» Set exercise: Your task is to output the data exactly as it stands.

» Records to use:
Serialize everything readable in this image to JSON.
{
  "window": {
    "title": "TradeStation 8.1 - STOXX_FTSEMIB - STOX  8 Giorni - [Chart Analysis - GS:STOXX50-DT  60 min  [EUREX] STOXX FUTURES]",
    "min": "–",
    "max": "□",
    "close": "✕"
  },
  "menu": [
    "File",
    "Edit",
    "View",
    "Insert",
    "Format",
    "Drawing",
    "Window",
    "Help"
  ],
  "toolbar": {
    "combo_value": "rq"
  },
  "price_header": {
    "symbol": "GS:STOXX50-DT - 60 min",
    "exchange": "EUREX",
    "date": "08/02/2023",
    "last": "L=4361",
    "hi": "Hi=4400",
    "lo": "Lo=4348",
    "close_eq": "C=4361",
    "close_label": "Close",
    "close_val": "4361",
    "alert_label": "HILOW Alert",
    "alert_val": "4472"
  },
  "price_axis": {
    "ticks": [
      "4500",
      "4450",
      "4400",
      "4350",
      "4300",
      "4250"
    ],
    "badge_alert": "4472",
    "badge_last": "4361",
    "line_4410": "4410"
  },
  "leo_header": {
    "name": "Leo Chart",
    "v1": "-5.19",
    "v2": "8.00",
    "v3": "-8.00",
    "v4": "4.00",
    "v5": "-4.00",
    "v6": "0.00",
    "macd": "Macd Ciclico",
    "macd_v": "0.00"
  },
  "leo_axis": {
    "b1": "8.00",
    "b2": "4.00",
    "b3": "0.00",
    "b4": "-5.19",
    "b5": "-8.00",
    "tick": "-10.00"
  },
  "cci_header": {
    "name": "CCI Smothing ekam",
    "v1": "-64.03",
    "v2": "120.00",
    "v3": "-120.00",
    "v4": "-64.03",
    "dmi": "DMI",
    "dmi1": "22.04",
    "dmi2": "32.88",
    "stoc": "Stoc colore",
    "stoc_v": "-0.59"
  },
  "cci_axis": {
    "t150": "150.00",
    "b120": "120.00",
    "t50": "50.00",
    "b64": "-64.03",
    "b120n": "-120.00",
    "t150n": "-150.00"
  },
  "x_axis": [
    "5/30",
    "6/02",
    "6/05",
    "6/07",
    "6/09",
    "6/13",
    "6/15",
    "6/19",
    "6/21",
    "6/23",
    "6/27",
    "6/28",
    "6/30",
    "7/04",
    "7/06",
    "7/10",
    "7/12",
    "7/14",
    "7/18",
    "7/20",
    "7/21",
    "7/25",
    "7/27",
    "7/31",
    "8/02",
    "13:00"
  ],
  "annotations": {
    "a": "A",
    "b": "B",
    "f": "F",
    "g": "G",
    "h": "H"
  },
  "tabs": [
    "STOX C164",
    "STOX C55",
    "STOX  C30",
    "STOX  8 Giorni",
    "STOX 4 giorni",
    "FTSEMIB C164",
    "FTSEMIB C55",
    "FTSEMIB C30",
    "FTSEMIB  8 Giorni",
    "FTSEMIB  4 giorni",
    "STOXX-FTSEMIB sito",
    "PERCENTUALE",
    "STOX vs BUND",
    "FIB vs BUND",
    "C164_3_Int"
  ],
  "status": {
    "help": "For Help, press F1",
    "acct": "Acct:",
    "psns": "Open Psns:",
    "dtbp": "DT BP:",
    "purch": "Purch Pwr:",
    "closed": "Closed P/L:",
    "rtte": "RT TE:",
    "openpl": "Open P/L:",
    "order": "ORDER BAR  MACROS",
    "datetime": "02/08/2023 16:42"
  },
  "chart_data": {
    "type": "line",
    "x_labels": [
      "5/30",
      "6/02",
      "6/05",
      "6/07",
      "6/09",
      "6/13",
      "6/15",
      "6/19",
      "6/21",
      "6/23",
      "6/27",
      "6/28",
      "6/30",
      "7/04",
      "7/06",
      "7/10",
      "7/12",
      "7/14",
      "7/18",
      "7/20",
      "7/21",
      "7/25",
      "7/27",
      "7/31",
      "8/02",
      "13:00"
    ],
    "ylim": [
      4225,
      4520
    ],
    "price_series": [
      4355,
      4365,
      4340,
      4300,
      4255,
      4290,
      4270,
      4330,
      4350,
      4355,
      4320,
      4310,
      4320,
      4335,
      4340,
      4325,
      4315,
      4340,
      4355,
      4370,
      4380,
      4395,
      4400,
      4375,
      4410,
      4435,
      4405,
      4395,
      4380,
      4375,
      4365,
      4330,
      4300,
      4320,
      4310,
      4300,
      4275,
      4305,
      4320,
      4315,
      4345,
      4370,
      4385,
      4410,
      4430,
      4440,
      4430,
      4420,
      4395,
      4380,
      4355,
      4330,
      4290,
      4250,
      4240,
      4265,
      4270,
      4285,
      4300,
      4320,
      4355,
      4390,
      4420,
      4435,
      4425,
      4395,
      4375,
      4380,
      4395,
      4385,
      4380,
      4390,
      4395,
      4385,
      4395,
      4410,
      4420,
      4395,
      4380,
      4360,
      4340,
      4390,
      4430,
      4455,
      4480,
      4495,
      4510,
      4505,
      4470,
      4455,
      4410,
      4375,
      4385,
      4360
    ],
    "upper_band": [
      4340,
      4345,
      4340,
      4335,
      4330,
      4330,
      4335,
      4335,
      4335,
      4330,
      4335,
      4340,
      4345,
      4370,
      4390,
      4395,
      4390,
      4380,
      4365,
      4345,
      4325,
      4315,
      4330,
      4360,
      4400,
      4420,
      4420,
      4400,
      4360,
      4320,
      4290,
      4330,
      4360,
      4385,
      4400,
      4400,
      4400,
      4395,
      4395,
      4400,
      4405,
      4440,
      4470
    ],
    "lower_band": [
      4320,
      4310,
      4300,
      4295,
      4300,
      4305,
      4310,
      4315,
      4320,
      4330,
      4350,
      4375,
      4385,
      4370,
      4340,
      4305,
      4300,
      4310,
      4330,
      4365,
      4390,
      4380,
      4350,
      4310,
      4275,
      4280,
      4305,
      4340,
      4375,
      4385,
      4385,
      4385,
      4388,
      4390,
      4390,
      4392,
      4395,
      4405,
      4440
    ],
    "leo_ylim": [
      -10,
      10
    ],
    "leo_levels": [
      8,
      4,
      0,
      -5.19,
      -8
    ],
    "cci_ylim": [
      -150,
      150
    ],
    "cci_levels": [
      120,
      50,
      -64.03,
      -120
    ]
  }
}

» Written reply:
Serialize everything readable in this image to JSON.
{
  "window": {
    "title": "TradeStation 8.1 - STOXX_FTSEMIB - STOX  8 Giorni - [Chart Analysis - GS:STOXX50-DT  60 min  [EUREX] STOXX FUTURES]",
    "min": "–",
    "max": "□",
    "close": "✕"
  },
  "menu": [
    "File",
    "Edit",
    "View",
    "Insert",
    "Format",
    "Drawing",
    "Window",
    "Help"
  ],
  "toolbar": {
    "combo_value": "rq"
  },
  "price_header": {
    "symbol": "GS:STOXX50-DT - 60 min",
    "exchange": "EUREX",
    "date": "08/02/2023",
    "last": "L=4361",
    "hi": "Hi=4400",
    "lo": "Lo=4348",
    "close_eq": "C=4361",
    "close_label": "Close",
    "close_val": "4361",
    "alert_label": "HILOW Alert",
    "alert_val": "4472"
  },
  "price_axis": {
    "ticks": [
      "4500",
      "4450",
      "4400",
      "4350",
      "4300",
      "4250"
    ],
    "badge_alert": "4472",
    "badge_last": "4361",
    "line_4410": "4410"
  },
  "leo_header": {
    "name": "Leo Chart",
    "v1": "-5.19",
    "v2": "8.00",
    "v3": "-8.00",
    "v4": "4.00",
    "v5": "-4.00",
    "v6": "0.00",
    "macd": "Macd Ciclico",
    "macd_v": "0.00"
  },
  "leo_axis": {
    "b1": "8.00",
    "b2": "4.00",
    "b3": "0.00",
    "b4": "-5.19",
    "b5": "-8.00",
    "tick": "-10.00"
  },
  "cci_header": {
    "name": "CCI Smothing ekam",
    "v1": "-64.03",
    "v2": "120.00",
    "v3": "-120.00",
    "v4": "-64.03",
    "dmi": "DMI",
    "dmi1": "22.04",
    "dmi2": "32.88",
    "stoc": "Stoc colore",
    "stoc_v": "-0.59"
  },
  "cci_axis": {
    "t150": "150.00",
    "b120": "120.00",
    "t50": "50.00",
    "b64": "-64.03",
    "b120n": "-120.00",
    "t150n": "-150.00"
  },
  "x_axis": [
    "5/30",
    "6/02",
    "6/05",
    "6/07",
    "6/09",
    "6/13",
    "6/15",
    "6/19",
    "6/21",
    "6/23",
    "6/27",
    "6/28",
    "6/30",
    "7/04",
    "7/06",
    "7/10",
    "7/12",
    "7/14",
    "7/18",
    "7/20",
    "7/21",
    "7/25",
    "7/27",
    "7/31",
    "8/02",
    "13:00"
  ],
  "annotations": {
    "a": "A",
    "b": "B",
    "f": "F",
    "g": "G",
    "h": "H"
  },
  "tabs": [
    "STOX C164",
    "STOX C55",
    "STOX  C30",
    "STOX  8 Giorni",
    "STOX 4 giorni",
    "FTSEMIB C164",
    "FTSEMIB C55",
    "FTSEMIB C30",
    "FTSEMIB  8 Giorni",
    "FTSEMIB  4 giorni",
    "STOXX-FTSEMIB sito",
    "PERCENTUALE",
    "STOX vs BUND",
    "FIB vs BUND",
    "C164_3_Int"
  ],
  "status": {
    "help": "For Help, press F1",
    "acct": "Acct:",
    "psns": "Open Psns:",
    "dtbp": "DT BP:",
    "purch": "Purch Pwr:",
    "closed": "Closed P/L:",
    "rtte": "RT TE:",
    "openpl": "Open P/L:",
    "order": "ORDER BAR  MACROS",
    "datetime": "02/08/2023 16:42"
  },
  "chart_data": {
    "type": "line",
    "x_labels": [
      "5/30",
      "6/02",
      "6/05",
      "6/07",
      "6/09",
      "6/13",
      "6/15",
      "6/19",
      "6/21",
      "6/23",
      "6/27",
      "6/28",
      "6/30",
      "7/04",
      "7/06",
      "7/10",
      "7/12",
      "7/14",
      "7/18",
      "7/20",
      "7/21",
      "7/25",
      "7/27",
      "7/31",
      "8/02",
      "13:00"
    ],
    "ylim": [
      4225,
      4520
    ],
    "price_series": [
      4355,
      4365,
      4340,
      4300,
      4255,
      4290,
      4270,
      4330,
      4350,
      4355,
      4320,
      4310,
      4320,
      4335,
      4340,
      4325,
      4315,
      4340,
      4355,
      4370,
      4380,
      4395,
      4400,
      4375,
      4410,
      4435,
      4405,
      4395,
      4380,
      4375,
      4365,
      4330,
      4300,
      4320,
      4310,
      4300,
      4275,
      4305,
      4320,
      4315,
      4345,
      4370,
      4385,
      4410,
      4430,
      4440,
      4430,
      4420,
      4395,
      4380,
      4355,
      4330,
      4290,
      4250,
      4240,
      4265,
      4270,
      4285,
      4300,
      4320,
      4355,
      4390,
      4420,
      4435,
      4425,
      4395,
      4375,
      4380,
      4395,
      4385,
      4380,
      4390,
      4395,
      4385,
      4395,
      4410,
      4420,
      4395,
      4380,
      4360,
      4340,
      4390,
      4430,
      4455,
      4480,
      4495,
      4510,
      4505,
      4470,
      4455,
      4410,
      4375,
      4385,
      4360
    ],
    "upper_band": [
      4340,
      4345,
      4340,
      4335,
      4330,
      4330,
      4335,
      4335,
      4335,
      4330,
      4335,
      4340,
      4345,
      4370,
      4390,
      4395,
      4390,
      4380,
      4365,
      4345,
      4325,
      4315,
      4330,
      4360,
      4400,
      4420,
      4420,
      4400,
      4360,
      4320,
      4290,
      4330,
      4360,
      4385,
      4400,
      4400,
      4400,
      4395,
      4395,
      4400,
      4405,
      4440,
      4470
    ],
    "lower_band": [
      4320,
      4310,
      4300,
      4295,
      4300,
      4305,
      4310,
      4315,
      4320,
      4330,
      4350,
      4375,
      4385,
      4370,
      4340,
      4305,
      4300,
      4310,
      4330,
      4365,
      4390,
      4380,
      4350,
      4310,
      4275,
      4280,
      4305,
      4340,
      4375,
      4385,
      4385,
      4385,
      4388,
      4390,
      4390,
      4392,
      4395,
      4405,
      4440
    ],
    "leo_ylim": [
      -10,
      10
    ],
    "leo_levels": [
      8,
      4,
      0,
      -5.19,
      -8
    ],
    "cci_ylim": [
      -150,
      150
    ],
    "cci_levels": [
      120,
      50,
      -64.03,
      -120
    ]
  }
}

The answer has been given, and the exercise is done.